PROBLEM >>
Repeat the data that follows, word for word, without the images.

RECORDED DATA >>
========
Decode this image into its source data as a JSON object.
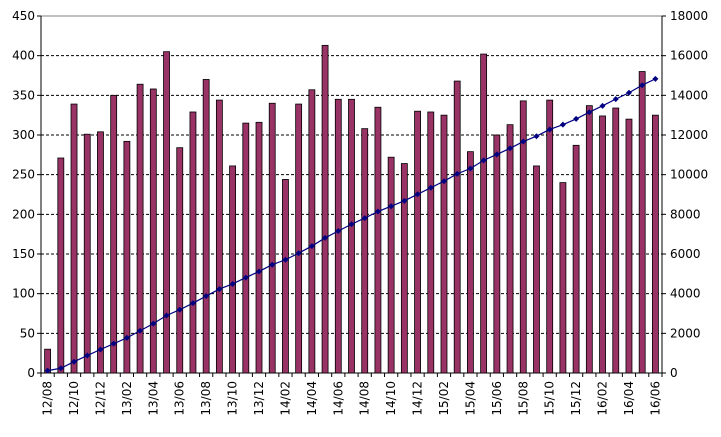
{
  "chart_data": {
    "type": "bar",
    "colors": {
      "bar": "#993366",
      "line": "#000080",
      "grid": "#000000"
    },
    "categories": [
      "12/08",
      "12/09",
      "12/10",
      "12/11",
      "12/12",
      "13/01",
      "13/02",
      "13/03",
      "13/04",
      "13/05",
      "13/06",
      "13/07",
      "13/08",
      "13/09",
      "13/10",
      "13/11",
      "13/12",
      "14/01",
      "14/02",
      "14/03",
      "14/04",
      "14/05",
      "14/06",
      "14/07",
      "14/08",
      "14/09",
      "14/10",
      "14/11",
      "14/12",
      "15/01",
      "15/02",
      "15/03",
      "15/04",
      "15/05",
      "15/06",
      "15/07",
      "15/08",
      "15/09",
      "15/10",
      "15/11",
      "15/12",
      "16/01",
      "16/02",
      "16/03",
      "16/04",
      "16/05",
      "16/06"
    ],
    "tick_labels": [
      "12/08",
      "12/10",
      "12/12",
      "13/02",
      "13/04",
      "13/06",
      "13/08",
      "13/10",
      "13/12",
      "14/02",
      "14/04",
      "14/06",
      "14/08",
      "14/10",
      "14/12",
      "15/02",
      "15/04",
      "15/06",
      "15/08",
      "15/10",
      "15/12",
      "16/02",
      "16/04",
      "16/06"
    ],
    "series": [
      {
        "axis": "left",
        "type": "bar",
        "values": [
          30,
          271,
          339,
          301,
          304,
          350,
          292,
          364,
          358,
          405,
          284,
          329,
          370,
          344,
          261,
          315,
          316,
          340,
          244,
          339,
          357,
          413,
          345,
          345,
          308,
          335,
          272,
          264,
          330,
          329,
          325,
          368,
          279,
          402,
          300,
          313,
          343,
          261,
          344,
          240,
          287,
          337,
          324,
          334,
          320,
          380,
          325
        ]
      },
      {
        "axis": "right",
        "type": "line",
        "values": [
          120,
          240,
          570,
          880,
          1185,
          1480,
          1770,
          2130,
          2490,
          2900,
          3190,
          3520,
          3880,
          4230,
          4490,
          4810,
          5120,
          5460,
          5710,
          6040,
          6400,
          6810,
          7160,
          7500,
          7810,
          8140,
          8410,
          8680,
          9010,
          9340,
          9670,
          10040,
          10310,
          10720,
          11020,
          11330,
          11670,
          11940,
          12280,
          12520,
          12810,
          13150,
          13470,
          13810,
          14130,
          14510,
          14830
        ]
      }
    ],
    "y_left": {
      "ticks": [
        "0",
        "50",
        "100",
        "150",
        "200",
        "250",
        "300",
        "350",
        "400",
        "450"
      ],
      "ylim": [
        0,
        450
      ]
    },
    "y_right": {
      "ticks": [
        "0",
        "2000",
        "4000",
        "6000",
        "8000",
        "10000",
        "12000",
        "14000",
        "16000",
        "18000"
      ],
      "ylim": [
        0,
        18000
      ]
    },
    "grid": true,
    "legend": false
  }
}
========
OUTPUT OF THE EXERCISE >>
Decode this image into its source data as a JSON object.
{
  "chart_data": {
    "type": "bar",
    "colors": {
      "bar": "#993366",
      "line": "#000080",
      "grid": "#000000"
    },
    "categories": [
      "12/08",
      "12/09",
      "12/10",
      "12/11",
      "12/12",
      "13/01",
      "13/02",
      "13/03",
      "13/04",
      "13/05",
      "13/06",
      "13/07",
      "13/08",
      "13/09",
      "13/10",
      "13/11",
      "13/12",
      "14/01",
      "14/02",
      "14/03",
      "14/04",
      "14/05",
      "14/06",
      "14/07",
      "14/08",
      "14/09",
      "14/10",
      "14/11",
      "14/12",
      "15/01",
      "15/02",
      "15/03",
      "15/04",
      "15/05",
      "15/06",
      "15/07",
      "15/08",
      "15/09",
      "15/10",
      "15/11",
      "15/12",
      "16/01",
      "16/02",
      "16/03",
      "16/04",
      "16/05",
      "16/06"
    ],
    "tick_labels": [
      "12/08",
      "12/10",
      "12/12",
      "13/02",
      "13/04",
      "13/06",
      "13/08",
      "13/10",
      "13/12",
      "14/02",
      "14/04",
      "14/06",
      "14/08",
      "14/10",
      "14/12",
      "15/02",
      "15/04",
      "15/06",
      "15/08",
      "15/10",
      "15/12",
      "16/02",
      "16/04",
      "16/06"
    ],
    "series": [
      {
        "axis": "left",
        "type": "bar",
        "values": [
          30,
          271,
          339,
          301,
          304,
          350,
          292,
          364,
          358,
          405,
          284,
          329,
          370,
          344,
          261,
          315,
          316,
          340,
          244,
          339,
          357,
          413,
          345,
          345,
          308,
          335,
          272,
          264,
          330,
          329,
          325,
          368,
          279,
          402,
          300,
          313,
          343,
          261,
          344,
          240,
          287,
          337,
          324,
          334,
          320,
          380,
          325
        ]
      },
      {
        "axis": "right",
        "type": "line",
        "values": [
          120,
          240,
          570,
          880,
          1185,
          1480,
          1770,
          2130,
          2490,
          2900,
          3190,
          3520,
          3880,
          4230,
          4490,
          4810,
          5120,
          5460,
          5710,
          6040,
          6400,
          6810,
          7160,
          7500,
          7810,
          8140,
          8410,
          8680,
          9010,
          9340,
          9670,
          10040,
          10310,
          10720,
          11020,
          11330,
          11670,
          11940,
          12280,
          12520,
          12810,
          13150,
          13470,
          13810,
          14130,
          14510,
          14830
        ]
      }
    ],
    "y_left": {
      "ticks": [
        "0",
        "50",
        "100",
        "150",
        "200",
        "250",
        "300",
        "350",
        "400",
        "450"
      ],
      "ylim": [
        0,
        450
      ]
    },
    "y_right": {
      "ticks": [
        "0",
        "2000",
        "4000",
        "6000",
        "8000",
        "10000",
        "12000",
        "14000",
        "16000",
        "18000"
      ],
      "ylim": [
        0,
        18000
      ]
    },
    "grid": true,
    "legend": false
  }
}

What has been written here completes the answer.